_PROBLEMS TO WORK ON_
• A. Answer these questions about the stuffed portabella thread:
(i) Which two cheeses go into each mushroom cap?
(ii) At what temperature and for how long are the mushrooms baked?
(iii) What does Snip 13 suggest serving with them?
• B. Print everything in the stuffed portabella thread from "Lay a slice" down to "top of cheese.", with no changes.
• C. Carry on the stuffed portabella thread from the point where it stops.

# Kayelle's stuffed portabellas (pictures)



## Kayelle (Aug 14, 2011)

Start with large portabella mushrooms, oiled and salted....
Lay a slice of Havarti and Swiss cheese in each cap.






Combine cooked tri colored rice with squeezed dry cooked chopped spinach, seasoned well with the juice of a fresh lemon, and salt/pepper.  Mound on top of cheese. 




Lay raw shrimp on top of rice mixture.




Mix one cup of Panko bread crumbs with some chopped parsley and 4 Tbs. of melted butter.  Carefully mound on top of shrimp, and sprinkle with paprika.
Bake at 350 degrees for 25-30 minutes.




Dinner is served!!


----------



## PrincessFiona60 (Aug 14, 2011)

OMG!  Those look fantastic!


----------



## Zhizara (Aug 14, 2011)

Ooooooh, Kayelle!  That's so nice.  I love portabellas!


----------



## Dawgluver (Aug 14, 2011)

Beautiful, Kayelle! Bet they were good!


----------



## Robo410 (Aug 15, 2011)

and some people don't like leftovers!?!?  Nice work...I know those were so good!


----------



## 4meandthem (Aug 15, 2011)

Looks Great!


----------



## Snip 13 (Aug 15, 2011)

Those look awful! Awfully good that is lol! There goes my healthy eating plan


----------



## BigAL (Aug 15, 2011)

Homerun!  That looks fantastic!  Saved to fav's.

Nice job!


----------



## pacanis (Aug 15, 2011)

Very very nice, Kay. What a great combination of ingredients you came up with to stuff the portobellos with.


----------



## snickerdoodle (Aug 15, 2011)

Kayelle, that is a clean-out-the-fridge MASTERPIECE!


----------



## Kayelle (Aug 15, 2011)

Thanks so much for the nice compliments, guys. 

Those bella's were huge, and I saved half of mine for lunch.  Like so many things, it was even better today.
I'm thinking this would be a great for a party , and it's really a meal unto itself, but for the life of me I can't think of what to serve with it.
Any ideas?


----------



## Snip 13 (Aug 15, 2011)

Kayelle said:


> Thanks so much for the nice compliments, guys.
> 
> Those bella's were huge, and I saved half of mine for lunch.  Like so many things, it was even better today.
> I'm thinking this would be a great for a party , and it's really a meal unto itself, but for the life of me I can't think of what to serve with it.
> Any ideas?



How about couscous? Or some crisp ciabatta and fresh green salad?


----------



## pacanis (Aug 15, 2011)

Element box annotations:
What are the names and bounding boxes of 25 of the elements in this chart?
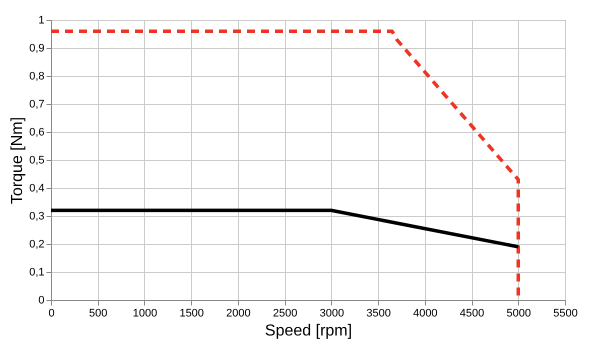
x-tick-label: 0: [48, 308, 55, 320]
y-tick-label: 0,8: [29, 70, 44, 82]
y-axis-title: Torque [Nm]: [9, 116, 26, 204]
x-tick-label: 2000: [226, 308, 251, 320]
y-tick-label: 0,6: [29, 126, 44, 138]
x-tick-label: 4000: [413, 308, 438, 320]
y-tick-label: 1: [38, 14, 44, 26]
y-tick-label: 0: [38, 294, 44, 306]
x-tick-label: 1500: [179, 308, 204, 320]
x-tick-label: 3500: [366, 308, 391, 320]
y-tick-label: 0,5: [29, 154, 44, 166]
x-tick-label: 5500: [553, 308, 578, 320]
y-tick-label: 0,9: [29, 42, 44, 54]
y-tick-label: 0,3: [29, 210, 44, 222]
y-tick-label: 0,1: [29, 266, 44, 278]
x-tick-label: 500: [89, 308, 108, 320]
x-tick-label: 3000: [320, 308, 344, 320]
y-tick-label: 0,4: [29, 182, 44, 194]
x-tick-label: 4500: [460, 308, 484, 320]
y-tick-label: 0,7: [29, 98, 44, 110]
x-tick-label: 2500: [272, 308, 298, 320]
x-tick-label: 5000: [506, 308, 532, 320]
x-tick-label: 1000: [132, 308, 158, 320]
x-axis-title: Speed [rpm]: [264, 322, 352, 340]
y-tick-label: 0,2: [29, 238, 44, 250]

_RESPONSES IN ORDER_
• A.
(i) Havarti and Swiss.
(ii) At 350 degrees for 25-30 minutes.
(iii) Couscous, or some crisp ciabatta and fresh green salad.

• B.
Lay a slice of Havarti and Swiss cheese in each cap.






Combine cooked tri colored rice with squeezed dry cooked chopped spinach, seasoned well with the juice of a fresh lemon, and salt/pepper.  Mound on top of cheese.

• C.
I always have a hard time with choosing something to go along with a stuffed portobello, too. Probably because I don't know which is supposed to be the side, the bello or the other food.


----------



## Bolas De Fraile (Aug 15, 2011)

snickerdoodle said:


> Kayelle, that is a clean-out-the-fridge MASTERPIECE!


Blimey snickers you grow mushrooms in your fridge


----------



## snickerdoodle (Aug 15, 2011)

Bolas De Fraile said:


> Blimey snickers you grow mushrooms in your fridge


 
I wish!  I have tried but the white, green and/or black gunk never seems to take the shape of a mushroom


----------



## LPBeier (Aug 15, 2011)

Kayelle, those are simply amazing!


----------



## kadesma (Aug 15, 2011)

Kayelle,
you just gave me dinner for tomorro or wed. Thanks this one looks wonderful.
kades


----------



## Kathleen (Aug 15, 2011)

Kayelle said:


> Thanks so much for the nice compliments, guys.
> 
> Those bella's were huge, and I saved half of mine for lunch.  Like so many things, it was even better today.
> I'm thinking this would be a great for a party , and it's really a meal unto itself, but for the life of me I can't think of what to serve with it.
> Any ideas?



That looks delicious.  To serve with it, how about something like a citrus salad?  Even a chilled salad of roasted veggies could look pretty along side.


----------



## grandmaofgirls (Sep 13, 2011)

They look delicious  I will have to try to make them. Thanks for sharing.


----------



## grandmaofgirls (Sep 13, 2011)

How about Humus with flatbread?


----------



## babetoo (Sep 13, 2011)

wow


----------



## ChefJune (Sep 14, 2011)

Kayelle said:


> Start with large portabella mushrooms, oiled and salted....
> Lay a slice of Havarti and Swiss cheese in each cap.
> 
> 
> ...


 
WOW!  Do you serve those as a plated hors d'oeuvre?  Can you make them up in the morning and keep them in the fridge until dinner time? What size shrimp do you use?

These look excellent.


----------



## Kayelle (Sep 14, 2011)

ChefJune said:


> WOW!  Do you serve those as a plated hors d'oeuvre?  Can you make them up in the morning and keep them in the fridge until dinner time? What size shrimp do you use?
> 
> These look excellent.



No, those were the main event for our dinner June.  That favorite oval pan of mine from Poland is 9X13 so that gives and idea about how huge the Portabella's are. Obviously they could be done with Crimini mushrooms for hors d'oeuvres however. I don't see any reason why they can't be made ahead for the fridge till dinner time.  Those were med. size *raw* shrimp,  and the nice thing was that all the components of the recipe cooked in the perfect amount of time in the oven.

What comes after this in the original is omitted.